*Задания*.
1. Переведите на английский язык предложение «Земледелец беспокоился по поводу песчаных бурь, засухи и наводнений.» из текста о тревогах человека в разные эпохи.
2. Напишите продолжение текста о тревогах человека в разные эпохи, начиная сразу после его последнего предложения.

═══ Исходный текст

Мнение, что мы живем в век неврозов, приводит многих людей к ощущению несчастья. Чувствуя дискомфорт нашей цивилизации, у многих растет недовольство. При этом забывается, что у каждого времени и у каждого общества есть свои типичные конфликты, свои формы дискомфорта, а значит и свои типы невроза. Сталкиваясь с современными проблемами, мы выделяем те их черты, которые вселяют в нас тревогу и порождают психические заболевания. Но в эпоху охотничьего общества, охотник думал не столько о добыче, сколько о том, чтобы самому не стать добычей. Земледелец беспокоился по поводу песчаных бурь, засухи и наводнений.

Иногда, кажется, что по мере развития общества, исчезают прежние неудобства, но не прежние тревоги. В то же время новые открытия приносят новые тревоги, все более абстрагирующиеся. Если охотник остерегался врагов или диких животных, земледелец добавил к этому еще и страх капризов стихии. А современный человек вдобавок тревожится по поводу абстрактных и символических вещей, таких, как нормы поведения или мораль. Современная мать помимо страха за жизнь свою и ребенка еще и боится не состояться как мать. Короче, какие бы формы не принимала наша деятельность, ей всегда сопутствуют глубинные страхи. В эпоху машин человек страшится быть лишенным человечности своими собственными руками. Тому свидетель социальный страх различных зол массового общества и психологическая тревога по поводу утраты самоидентичности.

══════
═══ Исходные данные

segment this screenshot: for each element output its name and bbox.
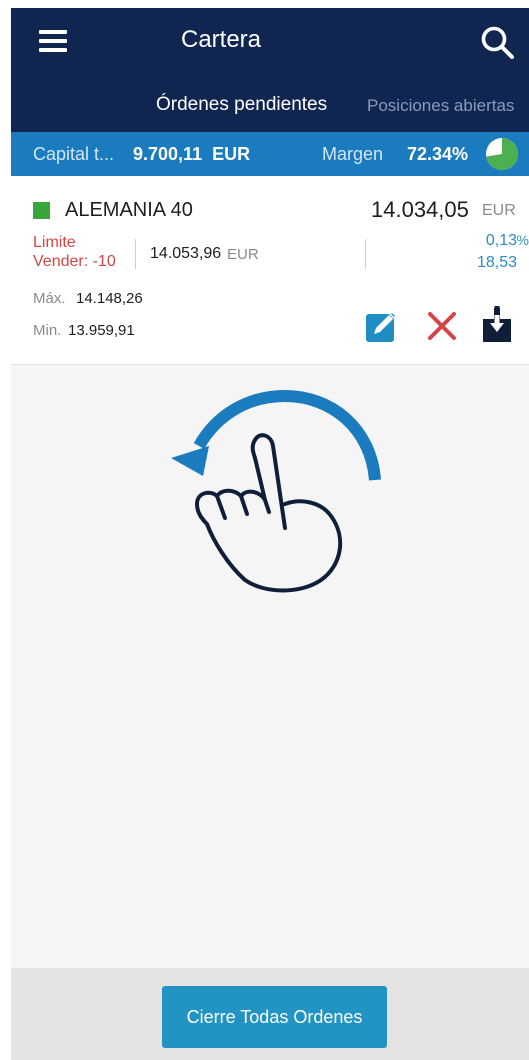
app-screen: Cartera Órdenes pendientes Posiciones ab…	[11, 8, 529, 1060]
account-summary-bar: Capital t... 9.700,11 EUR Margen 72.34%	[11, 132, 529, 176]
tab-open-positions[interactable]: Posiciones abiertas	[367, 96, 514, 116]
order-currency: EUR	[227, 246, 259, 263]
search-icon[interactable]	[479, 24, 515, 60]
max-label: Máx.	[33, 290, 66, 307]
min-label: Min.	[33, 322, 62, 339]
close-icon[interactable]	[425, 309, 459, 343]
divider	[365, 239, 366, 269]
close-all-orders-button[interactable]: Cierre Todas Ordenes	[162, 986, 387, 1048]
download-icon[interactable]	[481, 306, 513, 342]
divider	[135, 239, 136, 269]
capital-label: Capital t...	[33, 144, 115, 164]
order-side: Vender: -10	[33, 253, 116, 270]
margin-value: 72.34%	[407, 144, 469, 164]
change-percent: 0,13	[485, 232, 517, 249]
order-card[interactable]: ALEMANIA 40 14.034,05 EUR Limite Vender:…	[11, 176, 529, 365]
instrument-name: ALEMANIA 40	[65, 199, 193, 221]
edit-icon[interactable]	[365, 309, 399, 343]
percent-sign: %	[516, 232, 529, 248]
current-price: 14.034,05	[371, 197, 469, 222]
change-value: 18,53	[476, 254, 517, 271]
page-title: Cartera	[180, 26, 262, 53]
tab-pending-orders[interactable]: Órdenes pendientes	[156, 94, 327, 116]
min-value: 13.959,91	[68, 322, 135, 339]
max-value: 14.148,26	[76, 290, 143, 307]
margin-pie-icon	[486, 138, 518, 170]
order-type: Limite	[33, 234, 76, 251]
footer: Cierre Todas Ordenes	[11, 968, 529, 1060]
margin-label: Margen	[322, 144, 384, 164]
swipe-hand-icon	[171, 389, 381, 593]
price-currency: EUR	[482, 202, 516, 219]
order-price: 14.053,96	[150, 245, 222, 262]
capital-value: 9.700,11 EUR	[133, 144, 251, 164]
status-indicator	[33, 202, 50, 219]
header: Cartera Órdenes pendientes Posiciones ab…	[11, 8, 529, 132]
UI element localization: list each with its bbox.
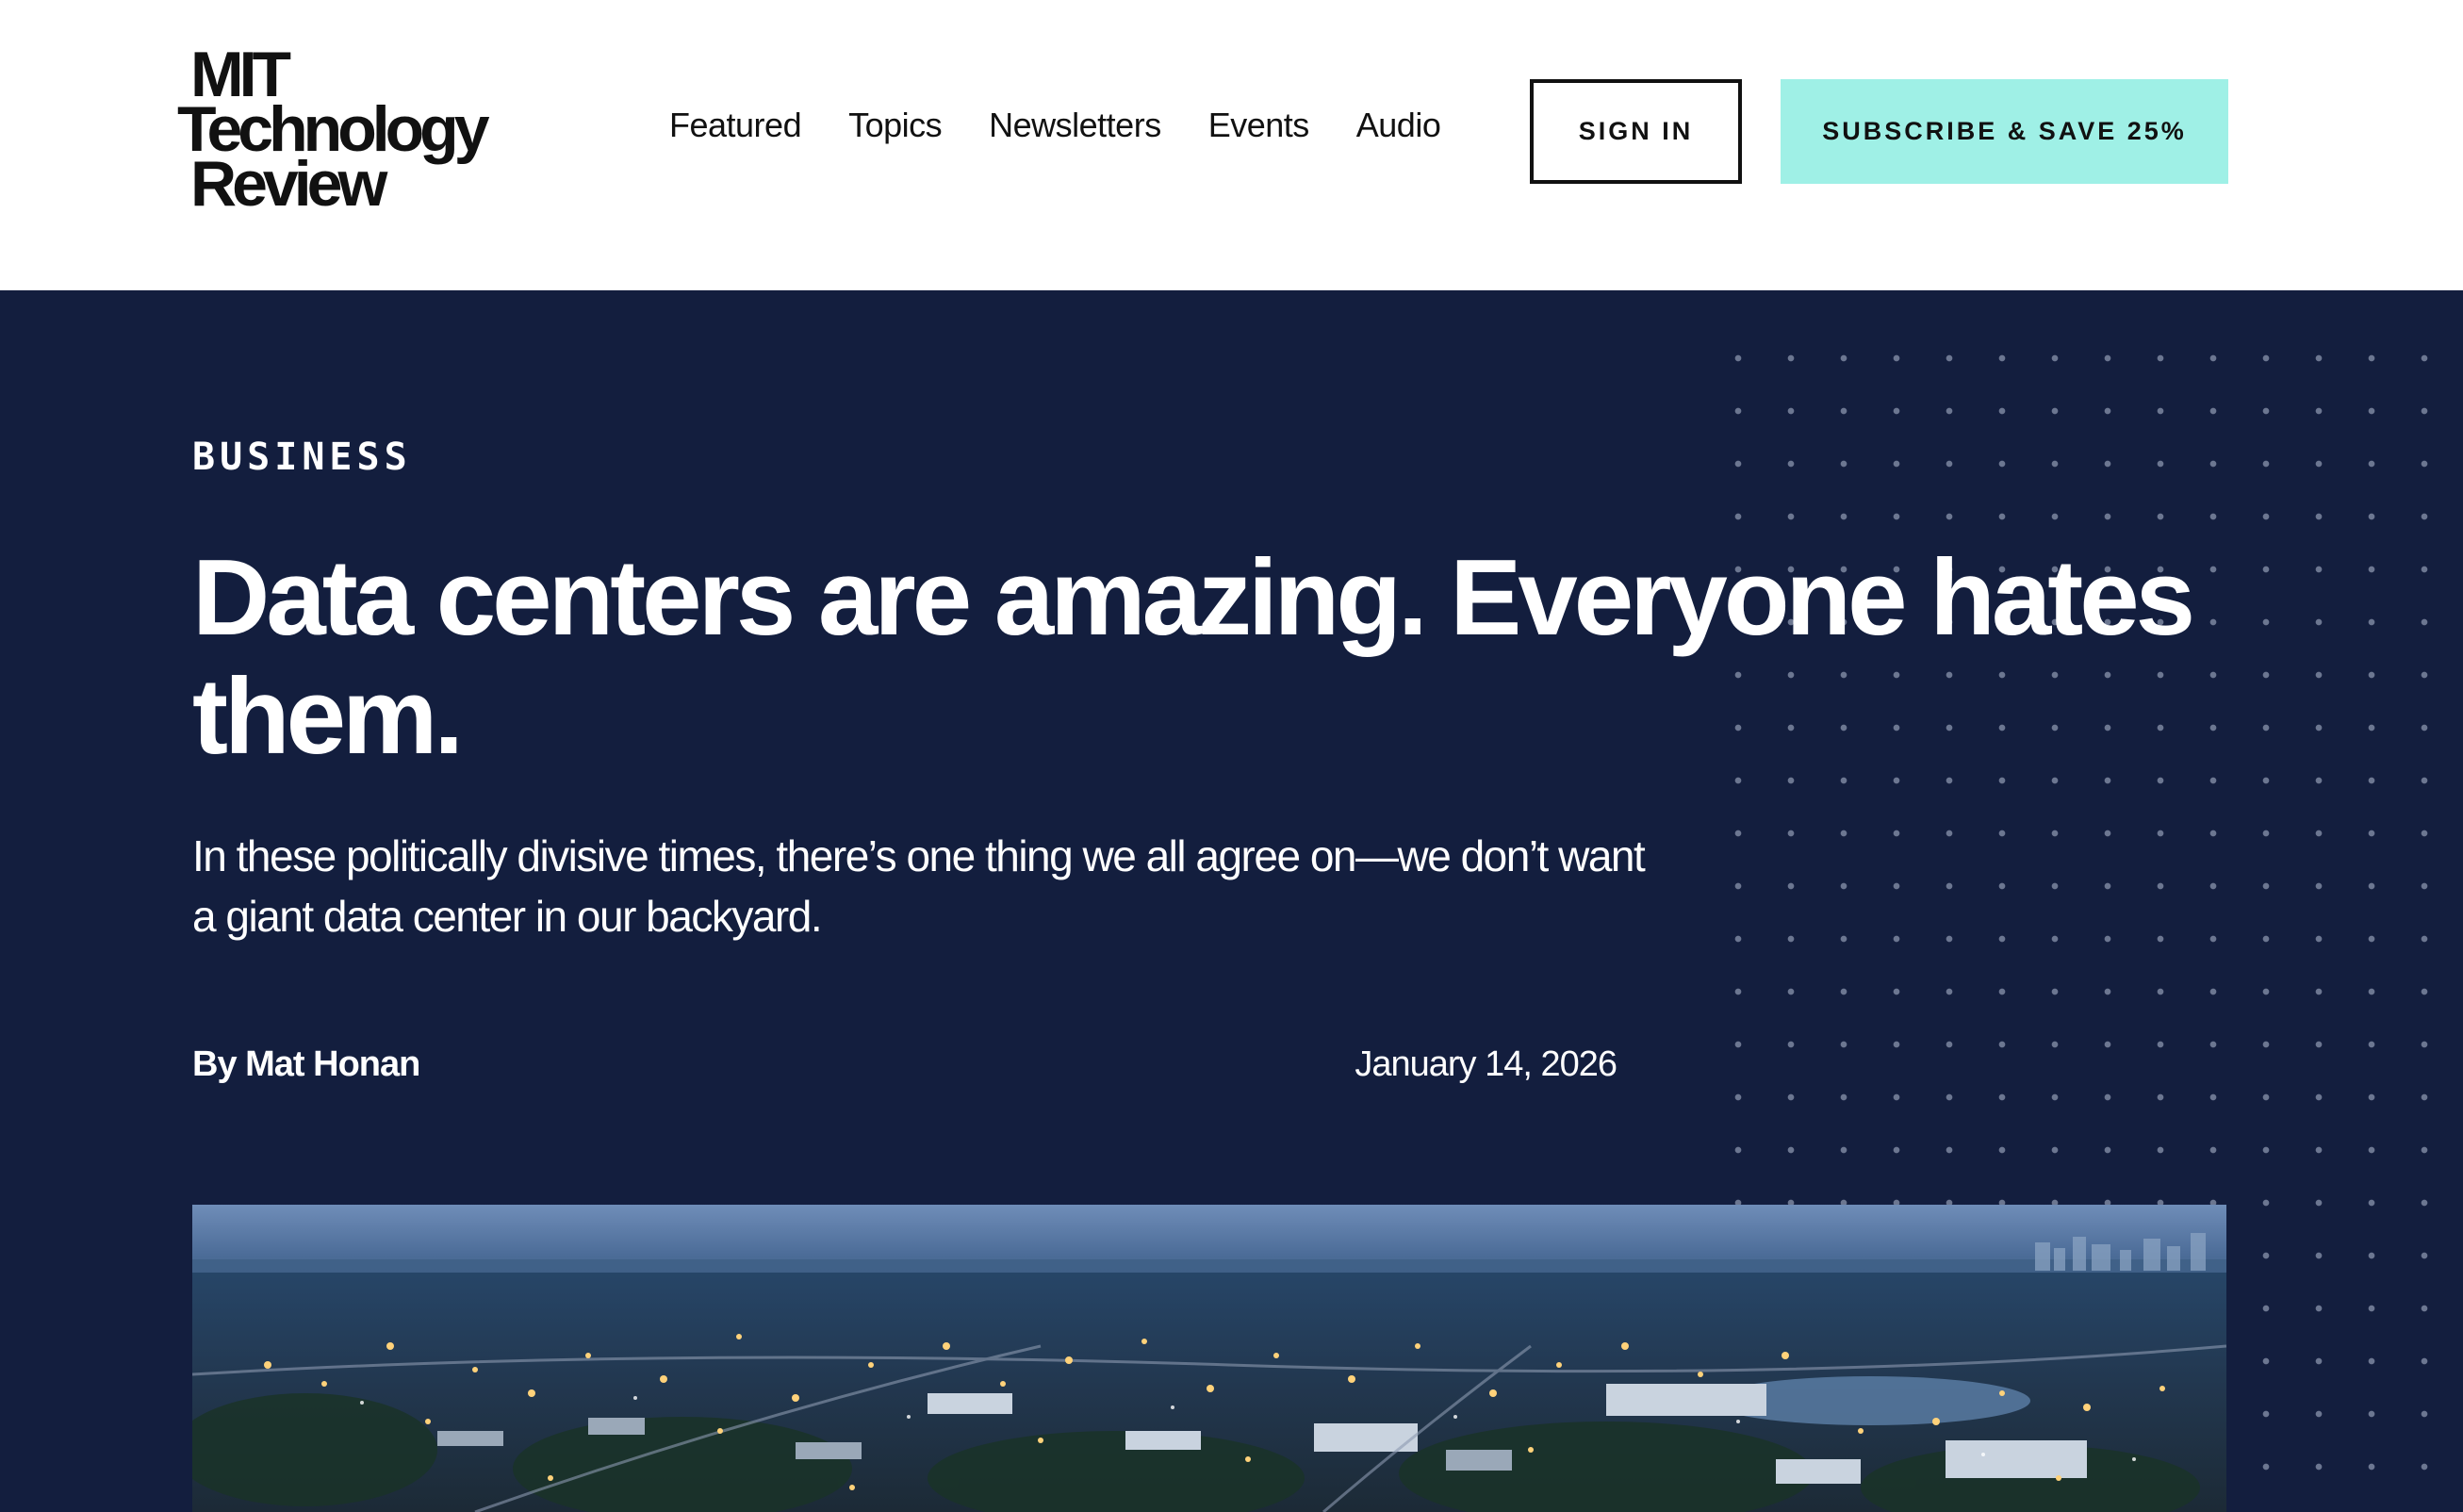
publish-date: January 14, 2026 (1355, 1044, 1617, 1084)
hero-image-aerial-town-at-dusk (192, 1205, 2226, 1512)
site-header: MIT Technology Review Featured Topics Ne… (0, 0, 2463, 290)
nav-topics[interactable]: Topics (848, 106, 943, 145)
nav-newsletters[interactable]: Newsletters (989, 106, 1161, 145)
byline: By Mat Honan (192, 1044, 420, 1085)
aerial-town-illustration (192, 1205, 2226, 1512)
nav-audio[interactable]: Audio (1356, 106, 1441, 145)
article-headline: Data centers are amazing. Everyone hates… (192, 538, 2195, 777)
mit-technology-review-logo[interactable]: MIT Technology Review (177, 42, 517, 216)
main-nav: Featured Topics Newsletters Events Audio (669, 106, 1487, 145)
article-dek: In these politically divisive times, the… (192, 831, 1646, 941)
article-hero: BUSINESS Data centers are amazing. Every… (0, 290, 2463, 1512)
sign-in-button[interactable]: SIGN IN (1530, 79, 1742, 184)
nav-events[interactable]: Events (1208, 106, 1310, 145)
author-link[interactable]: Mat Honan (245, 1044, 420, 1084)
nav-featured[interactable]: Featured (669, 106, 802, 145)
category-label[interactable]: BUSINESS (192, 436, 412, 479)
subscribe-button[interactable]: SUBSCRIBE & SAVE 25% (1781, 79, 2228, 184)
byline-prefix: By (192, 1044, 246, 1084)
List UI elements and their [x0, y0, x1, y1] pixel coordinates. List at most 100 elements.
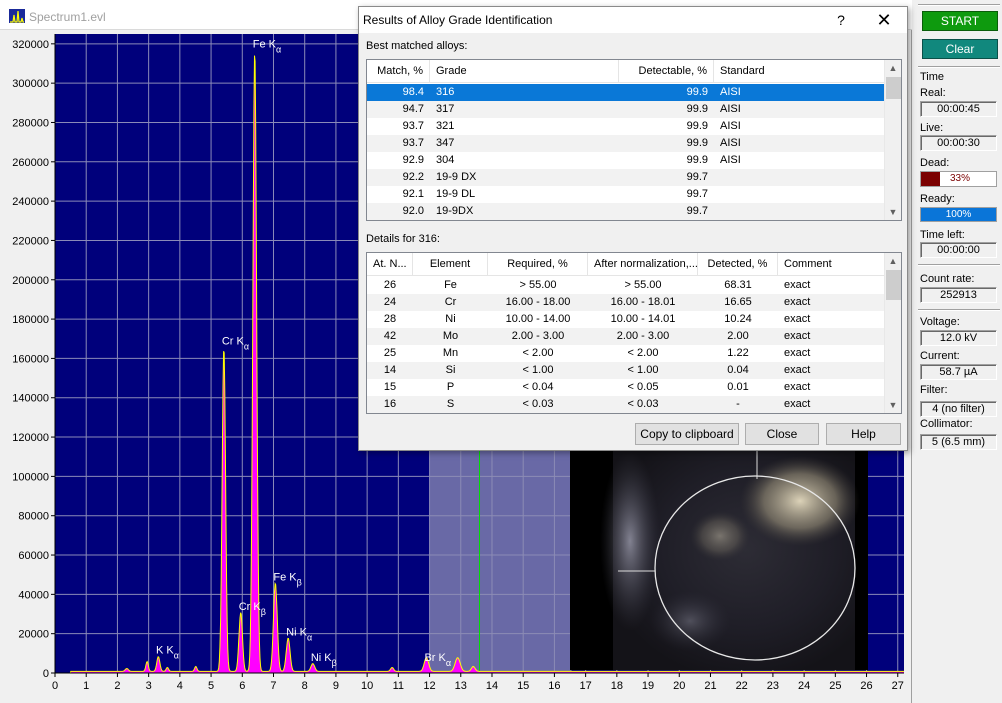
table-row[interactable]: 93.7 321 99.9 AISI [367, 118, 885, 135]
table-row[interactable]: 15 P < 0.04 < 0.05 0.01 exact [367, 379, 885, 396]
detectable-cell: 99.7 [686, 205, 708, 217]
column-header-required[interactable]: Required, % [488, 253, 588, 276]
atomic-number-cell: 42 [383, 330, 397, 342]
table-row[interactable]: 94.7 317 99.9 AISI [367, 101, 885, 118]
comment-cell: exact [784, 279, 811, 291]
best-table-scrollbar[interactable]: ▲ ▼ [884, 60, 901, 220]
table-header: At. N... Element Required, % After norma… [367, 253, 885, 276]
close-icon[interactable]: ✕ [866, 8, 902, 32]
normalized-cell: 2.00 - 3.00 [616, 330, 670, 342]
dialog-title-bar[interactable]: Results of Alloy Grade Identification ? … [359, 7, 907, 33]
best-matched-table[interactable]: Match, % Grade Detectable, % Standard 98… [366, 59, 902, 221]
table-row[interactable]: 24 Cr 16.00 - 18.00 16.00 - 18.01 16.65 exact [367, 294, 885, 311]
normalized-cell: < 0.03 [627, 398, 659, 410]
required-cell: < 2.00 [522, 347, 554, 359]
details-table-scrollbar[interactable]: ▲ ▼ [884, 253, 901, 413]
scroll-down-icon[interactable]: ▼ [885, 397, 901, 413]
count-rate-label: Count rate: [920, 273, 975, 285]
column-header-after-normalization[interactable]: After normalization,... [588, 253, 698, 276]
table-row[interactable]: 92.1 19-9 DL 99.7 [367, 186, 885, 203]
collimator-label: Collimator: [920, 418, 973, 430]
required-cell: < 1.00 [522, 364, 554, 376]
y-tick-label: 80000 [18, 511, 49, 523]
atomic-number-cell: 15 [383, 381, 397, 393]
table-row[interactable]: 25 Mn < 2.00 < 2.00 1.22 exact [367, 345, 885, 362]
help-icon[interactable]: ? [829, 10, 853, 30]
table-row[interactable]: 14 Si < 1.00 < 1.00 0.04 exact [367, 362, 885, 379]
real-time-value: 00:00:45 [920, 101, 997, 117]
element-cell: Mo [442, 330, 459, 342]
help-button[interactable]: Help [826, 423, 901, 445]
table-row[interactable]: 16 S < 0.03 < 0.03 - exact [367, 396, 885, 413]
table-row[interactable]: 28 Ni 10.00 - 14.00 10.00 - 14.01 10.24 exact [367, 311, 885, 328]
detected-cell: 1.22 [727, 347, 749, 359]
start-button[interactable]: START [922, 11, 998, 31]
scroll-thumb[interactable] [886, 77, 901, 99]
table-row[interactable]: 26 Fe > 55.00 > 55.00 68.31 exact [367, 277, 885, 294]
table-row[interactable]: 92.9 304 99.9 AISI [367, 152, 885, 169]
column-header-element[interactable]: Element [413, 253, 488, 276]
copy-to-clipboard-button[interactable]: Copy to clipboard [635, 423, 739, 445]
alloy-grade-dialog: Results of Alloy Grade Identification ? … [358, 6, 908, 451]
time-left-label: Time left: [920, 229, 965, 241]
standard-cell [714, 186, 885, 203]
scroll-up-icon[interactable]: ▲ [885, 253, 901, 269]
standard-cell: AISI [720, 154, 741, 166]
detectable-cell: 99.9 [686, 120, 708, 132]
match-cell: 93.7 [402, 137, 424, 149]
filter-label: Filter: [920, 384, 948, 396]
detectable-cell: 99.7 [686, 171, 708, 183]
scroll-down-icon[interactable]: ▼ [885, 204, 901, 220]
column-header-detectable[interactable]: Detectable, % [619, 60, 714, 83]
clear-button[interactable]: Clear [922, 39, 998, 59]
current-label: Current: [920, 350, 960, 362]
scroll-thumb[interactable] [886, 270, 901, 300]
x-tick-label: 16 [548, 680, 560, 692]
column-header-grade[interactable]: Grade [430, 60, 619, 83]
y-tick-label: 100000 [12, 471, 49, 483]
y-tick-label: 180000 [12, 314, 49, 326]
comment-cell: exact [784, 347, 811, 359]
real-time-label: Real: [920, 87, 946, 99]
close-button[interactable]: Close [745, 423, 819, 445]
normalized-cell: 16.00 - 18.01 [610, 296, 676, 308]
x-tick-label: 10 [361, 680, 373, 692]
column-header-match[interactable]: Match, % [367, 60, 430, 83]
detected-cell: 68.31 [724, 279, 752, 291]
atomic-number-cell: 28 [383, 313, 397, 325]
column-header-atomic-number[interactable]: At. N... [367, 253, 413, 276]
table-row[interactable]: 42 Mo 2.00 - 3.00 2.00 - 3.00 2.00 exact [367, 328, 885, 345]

══════

*Ответы к заданиям*.
1. The farmer worried about sandstorms, droughts, and floods.

2.
Столетие назад поэт Гейне, посетив Англию, выразил свою тревогу в отношении индустриальной эпохи: «Совершенство повсюду здесь применяемых машин отменяет столько человеческих функций и приводит меня в отчаяние. Эта искусственная жизнь на колесах, стойках, цилиндрах с тысячами чуть ли не страстно двигающихся мелких крючков, стержней и зубцов наполняет меня ужасом. Их определенность, точность и четкость, чисто английская умеренность утомляли меня. Английские машины настолько походили на человека, что казалось, человек стал походить на машину. Да, дерево, железо, медь, казалось, узурпировали человеческий разум, став почти сумасшедшими от избытка разумности, в то время как умалишенный человек наподобие опустошенного призрака автоматически исполняет свои рутинные обязанности».

Я не знаю, что чувствовал древний кочевник, наблюдая за оседлыми поселенцами. Может, он чувствовал невыразимое словами чувство тревоги за своих бывших товарищей, оставивших странствование ради относительной экономической выгоды и безопасности. Но современный арабский кочевник, конечно, сожалеет о тех, кто оставил свободное кочевье ради комфорта оседлой жизни. Он чувствует, что человек призван быть свободным как ветер. Странно, что пустынный ветер — этот символ свободы — также для кочевника и бранное слово, а ведь он едва может себя от него защитить. И все же он прав: некоторое рабство есть в оседлой жизни, некоторая свобода и удовлетворение жизнью оставляются взамен на некоторый комфорт и меры безопасности.

Современный же человек страдает от неспособности сделать выбор между отказом от свободы и индивидуализмом, или отказом от материального комфорта при помощи современных технологий и безопасностью внутри массового общества. И в этом истинный конфликт нашего времени.

В сравнении с ним индивидуальные неврозы, основанные на отрицании самой проблемы — периферийны. Они менее важны, хотя и угрожают многим людям сегодня. Такое отрицание может принимать форму всеми средствами декларируемого индивидуализма (как это делают цыгане) или наоборот отказа от всякой индивидуальности ради полного приспособления.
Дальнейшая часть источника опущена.